======== Records provided ========
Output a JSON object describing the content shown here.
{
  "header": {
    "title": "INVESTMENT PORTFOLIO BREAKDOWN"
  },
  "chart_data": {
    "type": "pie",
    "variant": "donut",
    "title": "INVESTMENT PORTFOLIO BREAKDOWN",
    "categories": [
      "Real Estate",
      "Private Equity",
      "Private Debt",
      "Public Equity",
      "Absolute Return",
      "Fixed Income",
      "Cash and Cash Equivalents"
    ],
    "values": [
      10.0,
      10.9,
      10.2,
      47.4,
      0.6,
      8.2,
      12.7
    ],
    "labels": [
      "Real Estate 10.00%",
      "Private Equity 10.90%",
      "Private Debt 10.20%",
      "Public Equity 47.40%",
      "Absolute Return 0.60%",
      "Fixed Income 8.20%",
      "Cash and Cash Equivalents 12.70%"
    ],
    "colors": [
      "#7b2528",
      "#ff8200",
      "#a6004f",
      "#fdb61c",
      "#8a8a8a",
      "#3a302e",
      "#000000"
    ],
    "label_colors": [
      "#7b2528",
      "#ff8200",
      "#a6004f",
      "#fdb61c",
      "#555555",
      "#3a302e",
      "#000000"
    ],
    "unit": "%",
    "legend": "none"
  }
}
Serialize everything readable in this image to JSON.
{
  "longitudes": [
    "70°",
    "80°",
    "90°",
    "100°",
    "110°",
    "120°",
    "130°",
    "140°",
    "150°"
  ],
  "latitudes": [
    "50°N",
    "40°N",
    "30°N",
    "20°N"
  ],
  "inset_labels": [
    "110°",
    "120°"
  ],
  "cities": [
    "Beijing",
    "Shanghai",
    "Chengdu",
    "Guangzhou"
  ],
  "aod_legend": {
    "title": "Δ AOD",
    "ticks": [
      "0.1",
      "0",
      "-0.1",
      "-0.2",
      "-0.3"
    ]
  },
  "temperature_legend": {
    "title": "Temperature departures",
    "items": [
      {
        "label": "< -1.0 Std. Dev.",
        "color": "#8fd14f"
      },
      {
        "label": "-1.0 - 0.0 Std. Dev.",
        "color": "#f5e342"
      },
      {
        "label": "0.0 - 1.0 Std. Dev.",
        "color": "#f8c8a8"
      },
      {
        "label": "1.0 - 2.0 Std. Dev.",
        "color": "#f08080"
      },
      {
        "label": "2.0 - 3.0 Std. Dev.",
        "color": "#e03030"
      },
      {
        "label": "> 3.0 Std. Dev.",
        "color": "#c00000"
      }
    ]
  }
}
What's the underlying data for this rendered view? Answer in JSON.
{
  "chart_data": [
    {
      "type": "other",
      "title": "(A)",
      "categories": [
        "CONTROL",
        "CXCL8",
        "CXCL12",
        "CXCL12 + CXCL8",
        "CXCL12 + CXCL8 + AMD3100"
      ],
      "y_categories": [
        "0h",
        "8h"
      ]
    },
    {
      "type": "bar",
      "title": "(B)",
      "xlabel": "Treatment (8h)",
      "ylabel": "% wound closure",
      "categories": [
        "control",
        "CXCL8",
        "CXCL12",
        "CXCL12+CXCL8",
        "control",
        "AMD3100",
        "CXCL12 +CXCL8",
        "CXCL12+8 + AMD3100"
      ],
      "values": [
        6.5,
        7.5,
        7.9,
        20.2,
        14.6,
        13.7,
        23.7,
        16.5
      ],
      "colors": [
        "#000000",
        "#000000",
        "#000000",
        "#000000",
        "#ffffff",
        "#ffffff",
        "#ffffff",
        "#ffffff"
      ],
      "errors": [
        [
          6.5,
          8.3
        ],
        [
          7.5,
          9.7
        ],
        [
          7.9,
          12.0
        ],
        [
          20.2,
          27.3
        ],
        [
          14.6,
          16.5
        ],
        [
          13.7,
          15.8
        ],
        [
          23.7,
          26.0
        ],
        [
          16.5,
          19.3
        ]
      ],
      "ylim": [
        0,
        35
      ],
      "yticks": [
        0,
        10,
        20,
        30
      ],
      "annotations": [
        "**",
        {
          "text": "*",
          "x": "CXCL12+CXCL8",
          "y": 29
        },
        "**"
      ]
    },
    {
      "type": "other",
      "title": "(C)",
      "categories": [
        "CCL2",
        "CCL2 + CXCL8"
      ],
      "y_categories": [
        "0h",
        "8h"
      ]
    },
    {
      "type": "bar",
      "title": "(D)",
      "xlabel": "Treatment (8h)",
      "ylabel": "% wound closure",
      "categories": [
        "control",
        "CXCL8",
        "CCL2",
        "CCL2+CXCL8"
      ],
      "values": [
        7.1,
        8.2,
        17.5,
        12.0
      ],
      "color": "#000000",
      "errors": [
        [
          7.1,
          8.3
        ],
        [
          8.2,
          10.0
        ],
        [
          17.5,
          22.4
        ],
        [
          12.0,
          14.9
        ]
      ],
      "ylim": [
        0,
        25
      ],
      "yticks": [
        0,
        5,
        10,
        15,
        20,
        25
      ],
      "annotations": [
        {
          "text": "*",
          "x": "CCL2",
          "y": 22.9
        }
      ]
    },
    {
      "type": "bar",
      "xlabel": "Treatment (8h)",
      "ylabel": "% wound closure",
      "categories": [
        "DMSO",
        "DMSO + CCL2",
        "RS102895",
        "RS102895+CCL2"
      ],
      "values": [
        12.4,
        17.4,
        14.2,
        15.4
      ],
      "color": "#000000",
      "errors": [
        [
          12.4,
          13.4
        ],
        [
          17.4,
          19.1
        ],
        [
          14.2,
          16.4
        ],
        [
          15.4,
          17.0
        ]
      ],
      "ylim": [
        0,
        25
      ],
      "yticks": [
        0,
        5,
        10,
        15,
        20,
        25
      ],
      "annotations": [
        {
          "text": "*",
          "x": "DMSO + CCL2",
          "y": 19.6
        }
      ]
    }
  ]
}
========
Every line above should be printed again exactly as it stands.

Output a JSON object describing the content shown here.
{
  "header": {
    "title": "INVESTMENT PORTFOLIO BREAKDOWN"
  },
  "chart_data": {
    "type": "pie",
    "variant": "donut",
    "title": "INVESTMENT PORTFOLIO BREAKDOWN",
    "categories": [
      "Real Estate",
      "Private Equity",
      "Private Debt",
      "Public Equity",
      "Absolute Return",
      "Fixed Income",
      "Cash and Cash Equivalents"
    ],
    "values": [
      10.0,
      10.9,
      10.2,
      47.4,
      0.6,
      8.2,
      12.7
    ],
    "labels": [
      "Real Estate 10.00%",
      "Private Equity 10.90%",
      "Private Debt 10.20%",
      "Public Equity 47.40%",
      "Absolute Return 0.60%",
      "Fixed Income 8.20%",
      "Cash and Cash Equivalents 12.70%"
    ],
    "colors": [
      "#7b2528",
      "#ff8200",
      "#a6004f",
      "#fdb61c",
      "#8a8a8a",
      "#3a302e",
      "#000000"
    ],
    "label_colors": [
      "#7b2528",
      "#ff8200",
      "#a6004f",
      "#fdb61c",
      "#555555",
      "#3a302e",
      "#000000"
    ],
    "unit": "%",
    "legend": "none"
  }
}
Serialize everything readable in this image to JSON.
{
  "longitudes": [
    "70°",
    "80°",
    "90°",
    "100°",
    "110°",
    "120°",
    "130°",
    "140°",
    "150°"
  ],
  "latitudes": [
    "50°N",
    "40°N",
    "30°N",
    "20°N"
  ],
  "inset_labels": [
    "110°",
    "120°"
  ],
  "cities": [
    "Beijing",
    "Shanghai",
    "Chengdu",
    "Guangzhou"
  ],
  "aod_legend": {
    "title": "Δ AOD",
    "ticks": [
      "0.1",
      "0",
      "-0.1",
      "-0.2",
      "-0.3"
    ]
  },
  "temperature_legend": {
    "title": "Temperature departures",
    "items": [
      {
        "label": "< -1.0 Std. Dev.",
        "color": "#8fd14f"
      },
      {
        "label": "-1.0 - 0.0 Std. Dev.",
        "color": "#f5e342"
      },
      {
        "label": "0.0 - 1.0 Std. Dev.",
        "color": "#f8c8a8"
      },
      {
        "label": "1.0 - 2.0 Std. Dev.",
        "color": "#f08080"
      },
      {
        "label": "2.0 - 3.0 Std. Dev.",
        "color": "#e03030"
      },
      {
        "label": "> 3.0 Std. Dev.",
        "color": "#c00000"
      }
    ]
  }
}
What's the underlying data for this rendered view? Answer in JSON.
{
  "chart_data": [
    {
      "type": "other",
      "title": "(A)",
      "categories": [
        "CONTROL",
        "CXCL8",
        "CXCL12",
        "CXCL12 + CXCL8",
        "CXCL12 + CXCL8 + AMD3100"
      ],
      "y_categories": [
        "0h",
        "8h"
      ]
    },
    {
      "type": "bar",
      "title": "(B)",
      "xlabel": "Treatment (8h)",
      "ylabel": "% wound closure",
      "categories": [
        "control",
        "CXCL8",
        "CXCL12",
        "CXCL12+CXCL8",
        "control",
        "AMD3100",
        "CXCL12 +CXCL8",
        "CXCL12+8 + AMD3100"
      ],
      "values": [
        6.5,
        7.5,
        7.9,
        20.2,
        14.6,
        13.7,
        23.7,
        16.5
      ],
      "colors": [
        "#000000",
        "#000000",
        "#000000",
        "#000000",
        "#ffffff",
        "#ffffff",
        "#ffffff",
        "#ffffff"
      ],
      "errors": [
        [
          6.5,
          8.3
        ],
        [
          7.5,
          9.7
        ],
        [
          7.9,
          12.0
        ],
        [
          20.2,
          27.3
        ],
        [
          14.6,
          16.5
        ],
        [
          13.7,
          15.8
        ],
        [
          23.7,
          26.0
        ],
        [
          16.5,
          19.3
        ]
      ],
      "ylim": [
        0,
        35
      ],
      "yticks": [
        0,
        10,
        20,
        30
      ],
      "annotations": [
        "**",
        {
          "text": "*",
          "x": "CXCL12+CXCL8",
          "y": 29
        },
        "**"
      ]
    },
    {
      "type": "other",
      "title": "(C)",
      "categories": [
        "CCL2",
        "CCL2 + CXCL8"
      ],
      "y_categories": [
        "0h",
        "8h"
      ]
    },
    {
      "type": "bar",
      "title": "(D)",
      "xlabel": "Treatment (8h)",
      "ylabel": "% wound closure",
      "categories": [
        "control",
        "CXCL8",
        "CCL2",
        "CCL2+CXCL8"
      ],
      "values": [
        7.1,
        8.2,
        17.5,
        12.0
      ],
      "color": "#000000",
      "errors": [
        [
          7.1,
          8.3
        ],
        [
          8.2,
          10.0
        ],
        [
          17.5,
          22.4
        ],
        [
          12.0,
          14.9
        ]
      ],
      "ylim": [
        0,
        25
      ],
      "yticks": [
        0,
        5,
        10,
        15,
        20,
        25
      ],
      "annotations": [
        {
          "text": "*",
          "x": "CCL2",
          "y": 22.9
        }
      ]
    },
    {
      "type": "bar",
      "xlabel": "Treatment (8h)",
      "ylabel": "% wound closure",
      "categories": [
        "DMSO",
        "DMSO + CCL2",
        "RS102895",
        "RS102895+CCL2"
      ],
      "values": [
        12.4,
        17.4,
        14.2,
        15.4
      ],
      "color": "#000000",
      "errors": [
        [
          12.4,
          13.4
        ],
        [
          17.4,
          19.1
        ],
        [
          14.2,
          16.4
        ],
        [
          15.4,
          17.0
        ]
      ],
      "ylim": [
        0,
        25
      ],
      "yticks": [
        0,
        5,
        10,
        15,
        20,
        25
      ],
      "annotations": [
        {
          "text": "*",
          "x": "DMSO + CCL2",
          "y": 19.6
        }
      ]
    }
  ]
}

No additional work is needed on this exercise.